-- START --

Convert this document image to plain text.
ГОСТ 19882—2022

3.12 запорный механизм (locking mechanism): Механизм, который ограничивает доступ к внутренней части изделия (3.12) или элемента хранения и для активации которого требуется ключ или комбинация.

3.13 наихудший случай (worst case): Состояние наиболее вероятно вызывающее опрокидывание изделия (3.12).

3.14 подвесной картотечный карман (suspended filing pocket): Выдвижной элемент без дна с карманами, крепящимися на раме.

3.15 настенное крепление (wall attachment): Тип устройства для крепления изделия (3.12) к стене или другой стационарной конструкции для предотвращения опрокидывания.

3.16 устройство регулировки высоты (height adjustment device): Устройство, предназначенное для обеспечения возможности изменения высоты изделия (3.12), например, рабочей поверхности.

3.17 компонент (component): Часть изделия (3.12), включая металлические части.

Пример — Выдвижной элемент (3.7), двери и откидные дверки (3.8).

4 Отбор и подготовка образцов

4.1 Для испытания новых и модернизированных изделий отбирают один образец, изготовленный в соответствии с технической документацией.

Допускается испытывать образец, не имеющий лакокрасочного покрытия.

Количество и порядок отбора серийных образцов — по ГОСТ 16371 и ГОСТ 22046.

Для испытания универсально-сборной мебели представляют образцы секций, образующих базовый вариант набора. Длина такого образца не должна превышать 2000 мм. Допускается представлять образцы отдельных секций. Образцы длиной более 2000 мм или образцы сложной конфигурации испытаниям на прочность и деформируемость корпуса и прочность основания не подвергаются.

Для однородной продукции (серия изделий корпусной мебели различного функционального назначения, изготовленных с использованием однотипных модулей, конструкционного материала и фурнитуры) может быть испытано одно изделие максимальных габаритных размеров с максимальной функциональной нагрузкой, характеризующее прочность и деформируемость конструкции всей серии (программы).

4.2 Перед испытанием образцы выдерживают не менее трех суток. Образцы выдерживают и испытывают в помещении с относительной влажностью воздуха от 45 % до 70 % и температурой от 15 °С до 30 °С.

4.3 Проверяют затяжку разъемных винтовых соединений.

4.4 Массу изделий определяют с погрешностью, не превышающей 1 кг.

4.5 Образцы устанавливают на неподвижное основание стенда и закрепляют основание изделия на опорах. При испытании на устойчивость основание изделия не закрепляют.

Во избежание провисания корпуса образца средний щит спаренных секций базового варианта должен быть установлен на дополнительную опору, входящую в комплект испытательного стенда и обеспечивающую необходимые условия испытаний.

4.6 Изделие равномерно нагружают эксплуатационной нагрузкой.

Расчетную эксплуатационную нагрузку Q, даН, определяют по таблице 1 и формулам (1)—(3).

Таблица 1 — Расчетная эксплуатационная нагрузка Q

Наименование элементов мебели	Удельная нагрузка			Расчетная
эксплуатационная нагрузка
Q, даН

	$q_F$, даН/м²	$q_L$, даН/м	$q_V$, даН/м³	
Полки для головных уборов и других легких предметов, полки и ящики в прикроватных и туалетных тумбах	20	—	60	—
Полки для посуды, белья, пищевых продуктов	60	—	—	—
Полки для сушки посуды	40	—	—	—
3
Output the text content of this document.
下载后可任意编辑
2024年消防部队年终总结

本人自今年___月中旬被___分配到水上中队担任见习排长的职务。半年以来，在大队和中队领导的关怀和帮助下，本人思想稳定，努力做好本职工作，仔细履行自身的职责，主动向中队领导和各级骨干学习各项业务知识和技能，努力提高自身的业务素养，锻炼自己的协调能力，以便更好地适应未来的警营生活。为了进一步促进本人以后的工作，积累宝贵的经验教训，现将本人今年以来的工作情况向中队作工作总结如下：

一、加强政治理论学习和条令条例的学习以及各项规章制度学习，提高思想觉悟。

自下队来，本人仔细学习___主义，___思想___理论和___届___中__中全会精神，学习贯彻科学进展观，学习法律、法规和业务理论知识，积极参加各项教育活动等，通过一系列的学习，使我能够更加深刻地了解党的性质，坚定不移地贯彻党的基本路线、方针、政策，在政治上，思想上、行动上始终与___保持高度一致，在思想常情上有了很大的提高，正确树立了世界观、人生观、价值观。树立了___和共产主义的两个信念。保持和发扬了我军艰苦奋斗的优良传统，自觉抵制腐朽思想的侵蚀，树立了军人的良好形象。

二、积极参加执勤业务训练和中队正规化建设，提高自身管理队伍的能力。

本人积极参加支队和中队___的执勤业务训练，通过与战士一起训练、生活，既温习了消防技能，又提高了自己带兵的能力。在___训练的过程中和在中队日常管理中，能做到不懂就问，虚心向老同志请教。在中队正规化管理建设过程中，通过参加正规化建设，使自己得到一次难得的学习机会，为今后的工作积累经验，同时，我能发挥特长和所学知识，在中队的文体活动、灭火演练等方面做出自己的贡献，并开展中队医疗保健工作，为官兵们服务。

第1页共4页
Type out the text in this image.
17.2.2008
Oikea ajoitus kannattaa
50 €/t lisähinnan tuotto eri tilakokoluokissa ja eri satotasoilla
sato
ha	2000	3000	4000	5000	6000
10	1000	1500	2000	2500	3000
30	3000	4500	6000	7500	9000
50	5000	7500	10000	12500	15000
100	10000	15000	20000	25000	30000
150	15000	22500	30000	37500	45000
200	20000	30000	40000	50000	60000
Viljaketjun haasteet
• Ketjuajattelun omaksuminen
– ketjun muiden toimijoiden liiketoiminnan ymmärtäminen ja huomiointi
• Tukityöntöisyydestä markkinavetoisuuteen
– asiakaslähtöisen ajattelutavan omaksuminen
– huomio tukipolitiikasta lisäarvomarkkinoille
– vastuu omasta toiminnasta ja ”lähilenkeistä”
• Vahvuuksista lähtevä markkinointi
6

-- END --

● **What to do**: Give a word-for-word copy of the records.

● **Output of the exercise**:
Convert this document image to plain text.
ГОСТ 19882—2022

3.12 запорный механизм (locking mechanism): Механизм, который ограничивает доступ к внутренней части изделия (3.12) или элемента хранения и для активации которого требуется ключ или комбинация.

3.13 наихудший случай (worst case): Состояние наиболее вероятно вызывающее опрокидывание изделия (3.12).

3.14 подвесной картотечный карман (suspended filing pocket): Выдвижной элемент без дна с карманами, крепящимися на раме.

3.15 настенное крепление (wall attachment): Тип устройства для крепления изделия (3.12) к стене или другой стационарной конструкции для предотвращения опрокидывания.

3.16 устройство регулировки высоты (height adjustment device): Устройство, предназначенное для обеспечения возможности изменения высоты изделия (3.12), например, рабочей поверхности.

3.17 компонент (component): Часть изделия (3.12), включая металлические части.

Пример — Выдвижной элемент (3.7), двери и откидные дверки (3.8).

4 Отбор и подготовка образцов

4.1 Для испытания новых и модернизированных изделий отбирают один образец, изготовленный в соответствии с технической документацией.

Допускается испытывать образец, не имеющий лакокрасочного покрытия.

Количество и порядок отбора серийных образцов — по ГОСТ 16371 и ГОСТ 22046.

Для испытания универсально-сборной мебели представляют образцы секций, образующих базовый вариант набора. Длина такого образца не должна превышать 2000 мм. Допускается представлять образцы отдельных секций. Образцы длиной более 2000 мм или образцы сложной конфигурации испытаниям на прочность и деформируемость корпуса и прочность основания не подвергаются.

Для однородной продукции (серия изделий корпусной мебели различного функционального назначения, изготовленных с использованием однотипных модулей, конструкционного материала и фурнитуры) может быть испытано одно изделие максимальных габаритных размеров с максимальной функциональной нагрузкой, характеризующее прочность и деформируемость конструкции всей серии (программы).

4.2 Перед испытанием образцы выдерживают не менее трех суток. Образцы выдерживают и испытывают в помещении с относительной влажностью воздуха от 45 % до 70 % и температурой от 15 °С до 30 °С.

4.3 Проверяют затяжку разъемных винтовых соединений.

4.4 Массу изделий определяют с погрешностью, не превышающей 1 кг.

4.5 Образцы устанавливают на неподвижное основание стенда и закрепляют основание изделия на опорах. При испытании на устойчивость основание изделия не закрепляют.

Во избежание провисания корпуса образца средний щит спаренных секций базового варианта должен быть установлен на дополнительную опору, входящую в комплект испытательного стенда и обеспечивающую необходимые условия испытаний.

4.6 Изделие равномерно нагружают эксплуатационной нагрузкой.

Расчетную эксплуатационную нагрузку Q, даН, определяют по таблице 1 и формулам (1)—(3).

Таблица 1 — Расчетная эксплуатационная нагрузка Q

Наименование элементов мебели	Удельная нагрузка			Расчетная
эксплуатационная нагрузка
Q, даН

	$q_F$, даН/м²	$q_L$, даН/м	$q_V$, даН/м³	
Полки для головных уборов и других легких предметов, полки и ящики в прикроватных и туалетных тумбах	20	—	60	—
Полки для посуды, белья, пищевых продуктов	60	—	—	—
Полки для сушки посуды	40	—	—	—
3
Output the text content of this document.
下载后可任意编辑
2024年消防部队年终总结

本人自今年___月中旬被___分配到水上中队担任见习排长的职务。半年以来，在大队和中队领导的关怀和帮助下，本人思想稳定，努力做好本职工作，仔细履行自身的职责，主动向中队领导和各级骨干学习各项业务知识和技能，努力提高自身的业务素养，锻炼自己的协调能力，以便更好地适应未来的警营生活。为了进一步促进本人以后的工作，积累宝贵的经验教训，现将本人今年以来的工作情况向中队作工作总结如下：

一、加强政治理论学习和条令条例的学习以及各项规章制度学习，提高思想觉悟。

自下队来，本人仔细学习___主义，___思想___理论和___届___中__中全会精神，学习贯彻科学进展观，学习法律、法规和业务理论知识，积极参加各项教育活动等，通过一系列的学习，使我能够更加深刻地了解党的性质，坚定不移地贯彻党的基本路线、方针、政策，在政治上，思想上、行动上始终与___保持高度一致，在思想常情上有了很大的提高，正确树立了世界观、人生观、价值观。树立了___和共产主义的两个信念。保持和发扬了我军艰苦奋斗的优良传统，自觉抵制腐朽思想的侵蚀，树立了军人的良好形象。

二、积极参加执勤业务训练和中队正规化建设，提高自身管理队伍的能力。

本人积极参加支队和中队___的执勤业务训练，通过与战士一起训练、生活，既温习了消防技能，又提高了自己带兵的能力。在___训练的过程中和在中队日常管理中，能做到不懂就问，虚心向老同志请教。在中队正规化管理建设过程中，通过参加正规化建设，使自己得到一次难得的学习机会，为今后的工作积累经验，同时，我能发挥特长和所学知识，在中队的文体活动、灭火演练等方面做出自己的贡献，并开展中队医疗保健工作，为官兵们服务。

第1页共4页
Type out the text in this image.
17.2.2008
Oikea ajoitus kannattaa
50 €/t lisähinnan tuotto eri tilakokoluokissa ja eri satotasoilla
sato
ha	2000	3000	4000	5000	6000
10	1000	1500	2000	2500	3000
30	3000	4500	6000	7500	9000
50	5000	7500	10000	12500	15000
100	10000	15000	20000	25000	30000
150	15000	22500	30000	37500	45000
200	20000	30000	40000	50000	60000
Viljaketjun haasteet
• Ketjuajattelun omaksuminen
– ketjun muiden toimijoiden liiketoiminnan ymmärtäminen ja huomiointi
• Tukityöntöisyydestä markkinavetoisuuteen
– asiakaslähtöisen ajattelutavan omaksuminen
– huomio tukipolitiikasta lisäarvomarkkinoille
– vastuu omasta toiminnasta ja ”lähilenkeistä”
• Vahvuuksista lähtevä markkinointi
6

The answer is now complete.